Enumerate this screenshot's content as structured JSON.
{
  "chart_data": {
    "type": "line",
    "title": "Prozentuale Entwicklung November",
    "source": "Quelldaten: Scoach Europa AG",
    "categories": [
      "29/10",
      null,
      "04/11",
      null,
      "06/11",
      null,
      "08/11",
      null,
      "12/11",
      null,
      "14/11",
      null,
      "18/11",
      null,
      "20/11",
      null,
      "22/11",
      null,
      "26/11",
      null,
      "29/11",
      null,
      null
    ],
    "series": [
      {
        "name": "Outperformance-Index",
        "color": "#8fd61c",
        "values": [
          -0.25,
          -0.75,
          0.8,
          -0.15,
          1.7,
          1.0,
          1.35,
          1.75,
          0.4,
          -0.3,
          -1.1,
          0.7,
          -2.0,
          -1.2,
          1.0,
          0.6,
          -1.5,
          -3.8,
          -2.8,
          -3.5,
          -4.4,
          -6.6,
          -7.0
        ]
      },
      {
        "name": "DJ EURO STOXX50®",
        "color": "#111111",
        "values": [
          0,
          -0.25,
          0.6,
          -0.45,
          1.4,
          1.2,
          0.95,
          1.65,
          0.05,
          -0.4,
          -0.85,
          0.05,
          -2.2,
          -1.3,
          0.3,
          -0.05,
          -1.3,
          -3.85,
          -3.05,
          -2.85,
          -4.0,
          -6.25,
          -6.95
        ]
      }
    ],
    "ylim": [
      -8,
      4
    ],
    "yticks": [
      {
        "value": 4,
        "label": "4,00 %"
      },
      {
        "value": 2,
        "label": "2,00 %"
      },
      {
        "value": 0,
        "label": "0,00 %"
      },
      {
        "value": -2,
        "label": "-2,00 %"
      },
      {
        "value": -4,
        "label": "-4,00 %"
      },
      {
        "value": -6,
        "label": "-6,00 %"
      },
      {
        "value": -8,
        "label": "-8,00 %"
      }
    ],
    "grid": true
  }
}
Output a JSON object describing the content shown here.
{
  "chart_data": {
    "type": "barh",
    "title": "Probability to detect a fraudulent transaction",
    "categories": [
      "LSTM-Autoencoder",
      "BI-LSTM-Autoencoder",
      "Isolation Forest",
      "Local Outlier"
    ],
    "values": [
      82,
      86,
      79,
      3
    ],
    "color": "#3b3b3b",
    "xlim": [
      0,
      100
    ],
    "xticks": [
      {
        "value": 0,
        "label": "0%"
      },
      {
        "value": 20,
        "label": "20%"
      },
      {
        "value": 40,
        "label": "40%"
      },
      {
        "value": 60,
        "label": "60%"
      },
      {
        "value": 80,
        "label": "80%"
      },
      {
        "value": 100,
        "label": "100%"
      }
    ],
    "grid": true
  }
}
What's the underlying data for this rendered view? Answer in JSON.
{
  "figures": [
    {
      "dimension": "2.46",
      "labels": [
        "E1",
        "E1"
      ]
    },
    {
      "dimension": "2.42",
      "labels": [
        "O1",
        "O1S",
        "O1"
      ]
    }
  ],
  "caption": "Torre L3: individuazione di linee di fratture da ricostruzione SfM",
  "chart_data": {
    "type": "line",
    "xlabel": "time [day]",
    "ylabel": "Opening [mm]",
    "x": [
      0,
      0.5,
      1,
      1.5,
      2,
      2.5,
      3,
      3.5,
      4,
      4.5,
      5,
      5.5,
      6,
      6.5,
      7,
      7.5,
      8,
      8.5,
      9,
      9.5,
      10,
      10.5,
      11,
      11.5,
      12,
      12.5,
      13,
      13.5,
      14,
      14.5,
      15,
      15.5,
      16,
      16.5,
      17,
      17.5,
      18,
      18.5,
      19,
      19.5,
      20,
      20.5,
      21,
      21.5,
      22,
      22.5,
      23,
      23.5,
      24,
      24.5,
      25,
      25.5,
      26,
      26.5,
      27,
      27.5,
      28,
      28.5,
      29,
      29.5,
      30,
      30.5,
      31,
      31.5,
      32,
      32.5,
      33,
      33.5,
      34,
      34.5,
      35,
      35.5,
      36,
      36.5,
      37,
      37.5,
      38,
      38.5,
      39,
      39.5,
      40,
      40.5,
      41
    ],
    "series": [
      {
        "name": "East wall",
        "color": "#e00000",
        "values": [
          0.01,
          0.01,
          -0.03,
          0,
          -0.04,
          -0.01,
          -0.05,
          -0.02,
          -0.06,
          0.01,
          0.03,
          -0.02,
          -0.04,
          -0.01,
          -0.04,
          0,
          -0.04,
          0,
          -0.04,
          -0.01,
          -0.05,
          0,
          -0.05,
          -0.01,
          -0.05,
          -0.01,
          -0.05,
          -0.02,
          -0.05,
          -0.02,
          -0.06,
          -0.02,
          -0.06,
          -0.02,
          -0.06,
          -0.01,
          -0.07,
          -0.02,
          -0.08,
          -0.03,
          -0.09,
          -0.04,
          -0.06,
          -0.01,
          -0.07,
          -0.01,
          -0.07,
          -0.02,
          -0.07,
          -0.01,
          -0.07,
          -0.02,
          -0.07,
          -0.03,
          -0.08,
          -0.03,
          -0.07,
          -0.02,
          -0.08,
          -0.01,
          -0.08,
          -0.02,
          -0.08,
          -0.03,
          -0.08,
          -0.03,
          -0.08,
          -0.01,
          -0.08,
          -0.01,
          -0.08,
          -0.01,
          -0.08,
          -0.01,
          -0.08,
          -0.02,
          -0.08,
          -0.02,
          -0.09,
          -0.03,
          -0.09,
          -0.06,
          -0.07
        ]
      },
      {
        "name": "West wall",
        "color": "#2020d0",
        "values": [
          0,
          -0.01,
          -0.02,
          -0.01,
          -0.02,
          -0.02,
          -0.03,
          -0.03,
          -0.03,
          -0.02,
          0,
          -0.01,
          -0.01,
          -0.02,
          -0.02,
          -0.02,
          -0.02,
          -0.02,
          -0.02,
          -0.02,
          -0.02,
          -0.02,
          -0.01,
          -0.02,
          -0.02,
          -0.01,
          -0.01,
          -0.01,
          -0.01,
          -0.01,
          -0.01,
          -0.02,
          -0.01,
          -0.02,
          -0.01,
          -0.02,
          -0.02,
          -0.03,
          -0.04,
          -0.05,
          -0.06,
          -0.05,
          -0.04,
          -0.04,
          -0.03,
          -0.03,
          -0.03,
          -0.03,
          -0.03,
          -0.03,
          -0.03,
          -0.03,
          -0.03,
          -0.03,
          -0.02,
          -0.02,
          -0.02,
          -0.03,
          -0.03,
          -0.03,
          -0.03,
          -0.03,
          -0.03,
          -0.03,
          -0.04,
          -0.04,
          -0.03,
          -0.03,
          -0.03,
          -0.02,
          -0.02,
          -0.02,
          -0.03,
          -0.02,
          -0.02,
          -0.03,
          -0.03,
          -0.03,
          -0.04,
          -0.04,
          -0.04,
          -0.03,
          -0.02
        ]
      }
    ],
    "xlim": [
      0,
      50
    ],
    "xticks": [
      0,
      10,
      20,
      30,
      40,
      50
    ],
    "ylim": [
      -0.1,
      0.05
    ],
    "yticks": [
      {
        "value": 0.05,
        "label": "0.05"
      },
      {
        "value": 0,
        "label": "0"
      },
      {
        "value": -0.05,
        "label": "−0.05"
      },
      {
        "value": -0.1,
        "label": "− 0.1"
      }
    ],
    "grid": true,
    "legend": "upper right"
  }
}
---
Search the lines for the word "JSON" and report how many contain it, by number only.

▸ Correct result:
3